TASK TO COMPLETE:
Gather the lines from the material that contain "label".

══════════

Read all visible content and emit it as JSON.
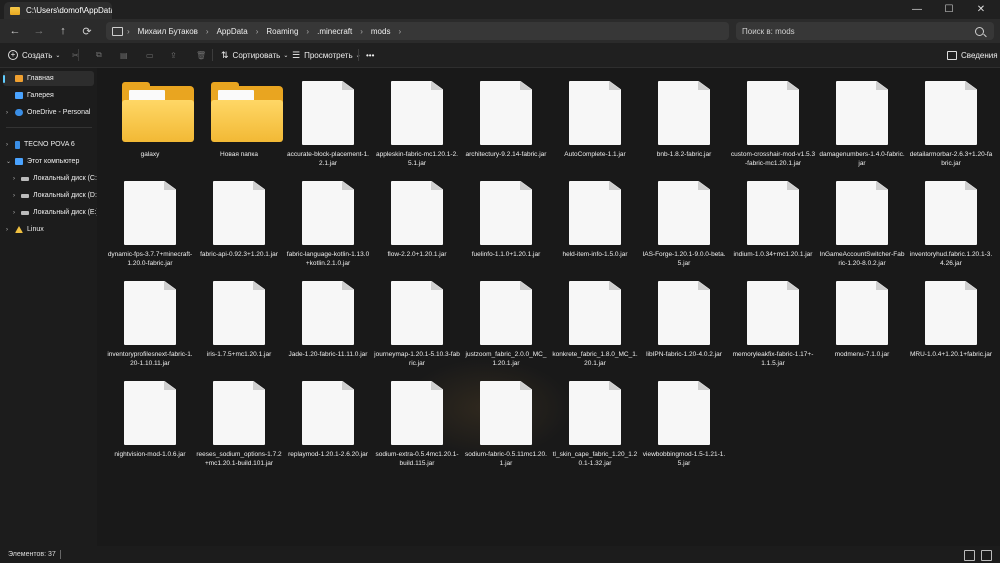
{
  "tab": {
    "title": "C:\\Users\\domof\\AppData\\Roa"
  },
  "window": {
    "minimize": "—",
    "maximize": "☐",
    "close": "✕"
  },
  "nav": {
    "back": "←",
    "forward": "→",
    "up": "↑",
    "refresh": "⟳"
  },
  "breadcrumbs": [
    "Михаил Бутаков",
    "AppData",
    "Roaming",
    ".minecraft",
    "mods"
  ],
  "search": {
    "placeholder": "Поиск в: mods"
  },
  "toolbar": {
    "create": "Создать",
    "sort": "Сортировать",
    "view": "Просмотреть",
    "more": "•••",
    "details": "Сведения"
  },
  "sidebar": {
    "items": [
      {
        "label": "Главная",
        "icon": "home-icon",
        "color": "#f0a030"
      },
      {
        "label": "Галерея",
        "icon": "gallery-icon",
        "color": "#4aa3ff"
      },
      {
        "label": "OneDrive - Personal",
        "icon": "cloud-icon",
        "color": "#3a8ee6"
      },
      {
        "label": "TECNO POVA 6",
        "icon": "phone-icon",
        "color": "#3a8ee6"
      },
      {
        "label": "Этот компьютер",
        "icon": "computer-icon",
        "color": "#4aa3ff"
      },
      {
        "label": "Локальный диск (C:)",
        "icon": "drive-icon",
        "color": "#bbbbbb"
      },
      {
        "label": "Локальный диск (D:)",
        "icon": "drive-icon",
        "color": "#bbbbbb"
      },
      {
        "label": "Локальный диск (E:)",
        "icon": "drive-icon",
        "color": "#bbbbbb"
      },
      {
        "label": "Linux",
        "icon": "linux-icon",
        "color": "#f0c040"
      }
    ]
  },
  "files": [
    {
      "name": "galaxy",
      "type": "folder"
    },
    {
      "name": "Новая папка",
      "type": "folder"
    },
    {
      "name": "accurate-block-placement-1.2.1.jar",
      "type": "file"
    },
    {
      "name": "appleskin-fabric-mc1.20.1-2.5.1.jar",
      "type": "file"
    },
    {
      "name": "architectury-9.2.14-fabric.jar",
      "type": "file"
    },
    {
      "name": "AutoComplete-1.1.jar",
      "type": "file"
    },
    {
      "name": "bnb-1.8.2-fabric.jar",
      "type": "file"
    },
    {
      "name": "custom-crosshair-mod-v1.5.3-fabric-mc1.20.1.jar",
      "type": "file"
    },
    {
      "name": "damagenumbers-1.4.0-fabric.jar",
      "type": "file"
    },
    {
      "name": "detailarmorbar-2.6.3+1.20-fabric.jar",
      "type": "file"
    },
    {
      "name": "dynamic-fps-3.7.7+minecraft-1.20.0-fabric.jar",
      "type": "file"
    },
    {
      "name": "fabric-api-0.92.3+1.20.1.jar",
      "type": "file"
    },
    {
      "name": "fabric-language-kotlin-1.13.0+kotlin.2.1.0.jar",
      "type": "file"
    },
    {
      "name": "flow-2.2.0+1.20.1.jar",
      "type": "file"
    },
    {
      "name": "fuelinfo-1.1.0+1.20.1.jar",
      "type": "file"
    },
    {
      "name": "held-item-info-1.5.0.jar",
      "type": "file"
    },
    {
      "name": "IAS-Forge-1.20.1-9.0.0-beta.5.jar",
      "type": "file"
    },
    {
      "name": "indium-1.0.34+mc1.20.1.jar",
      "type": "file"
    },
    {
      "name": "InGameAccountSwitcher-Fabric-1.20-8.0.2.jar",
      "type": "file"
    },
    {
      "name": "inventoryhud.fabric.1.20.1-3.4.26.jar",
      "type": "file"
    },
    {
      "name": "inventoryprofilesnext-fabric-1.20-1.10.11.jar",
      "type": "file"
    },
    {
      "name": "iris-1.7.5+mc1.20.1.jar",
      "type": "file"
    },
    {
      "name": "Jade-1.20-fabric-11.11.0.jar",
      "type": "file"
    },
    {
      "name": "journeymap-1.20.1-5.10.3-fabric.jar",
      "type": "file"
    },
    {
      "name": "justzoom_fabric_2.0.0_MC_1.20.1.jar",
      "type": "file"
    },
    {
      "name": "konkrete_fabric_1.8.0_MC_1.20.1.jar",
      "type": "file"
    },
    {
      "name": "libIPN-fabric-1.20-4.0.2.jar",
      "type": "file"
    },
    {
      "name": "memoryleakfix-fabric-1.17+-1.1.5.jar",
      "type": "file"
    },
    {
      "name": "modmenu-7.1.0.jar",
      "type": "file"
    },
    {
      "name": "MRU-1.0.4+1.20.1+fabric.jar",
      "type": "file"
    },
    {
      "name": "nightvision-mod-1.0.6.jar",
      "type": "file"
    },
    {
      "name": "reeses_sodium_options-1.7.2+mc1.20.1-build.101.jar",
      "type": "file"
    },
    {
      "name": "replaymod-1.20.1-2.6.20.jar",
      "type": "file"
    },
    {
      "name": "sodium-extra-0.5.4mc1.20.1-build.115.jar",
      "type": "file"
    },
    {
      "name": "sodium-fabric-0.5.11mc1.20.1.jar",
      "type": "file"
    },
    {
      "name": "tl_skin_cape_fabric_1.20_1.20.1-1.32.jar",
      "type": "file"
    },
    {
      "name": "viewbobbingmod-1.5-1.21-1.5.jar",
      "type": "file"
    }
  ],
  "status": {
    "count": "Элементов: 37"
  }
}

══════════

RESULT FOR THIS EXERCISE:
        "label": "Главная",
        "label": "Галерея",
        "label": "OneDrive - Personal",
        "label": "TECNO POVA 6",
        "label": "Этот компьютер",
        "label": "Локальный диск (C:)",
        "label": "Локальный диск (D:)",
        "label": "Локальный диск (E:)",
        "label": "Linux",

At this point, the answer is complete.